::: SUPPLIED MATERIAL

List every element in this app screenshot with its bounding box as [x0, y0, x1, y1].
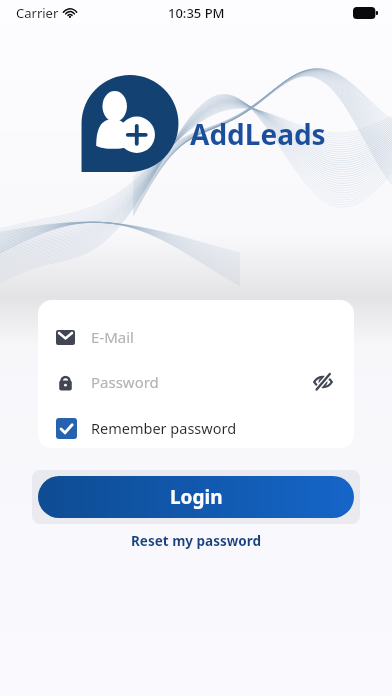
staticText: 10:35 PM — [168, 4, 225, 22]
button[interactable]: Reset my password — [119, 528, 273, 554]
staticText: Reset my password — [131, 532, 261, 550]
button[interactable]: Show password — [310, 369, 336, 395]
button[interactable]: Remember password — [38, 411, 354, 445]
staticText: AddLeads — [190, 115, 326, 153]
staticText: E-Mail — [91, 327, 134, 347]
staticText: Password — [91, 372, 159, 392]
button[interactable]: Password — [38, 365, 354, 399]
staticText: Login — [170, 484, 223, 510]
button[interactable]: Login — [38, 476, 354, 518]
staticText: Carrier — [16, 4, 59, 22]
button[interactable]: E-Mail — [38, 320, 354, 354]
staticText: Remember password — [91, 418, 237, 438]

::::::

WHAT NEEDS TO BE DONE: Format every line of the data above as a numbered list, omitting blank lines and leaving out the pictures.

TASK OUTPUT:
1. List every element in this app screenshot with its bounding box as [x0, y0, x1, y1].
2. staticText: 10:35 PM — [168, 4, 225, 22]
3. button[interactable]: Reset my password — [119, 528, 273, 554]
4. staticText: Reset my password — [131, 532, 261, 550]
5. button[interactable]: Show password — [310, 369, 336, 395]
6. button[interactable]: Remember password — [38, 411, 354, 445]
7. staticText: AddLeads — [190, 115, 326, 153]
8. staticText: E-Mail — [91, 327, 134, 347]
9. staticText: Password — [91, 372, 159, 392]
10. button[interactable]: Password — [38, 365, 354, 399]
11. staticText: Login — [170, 484, 223, 510]
12. button[interactable]: Login — [38, 476, 354, 518]
13. staticText: Carrier — [16, 4, 59, 22]
14. button[interactable]: E-Mail — [38, 320, 354, 354]
15. staticText: Remember password — [91, 418, 237, 438]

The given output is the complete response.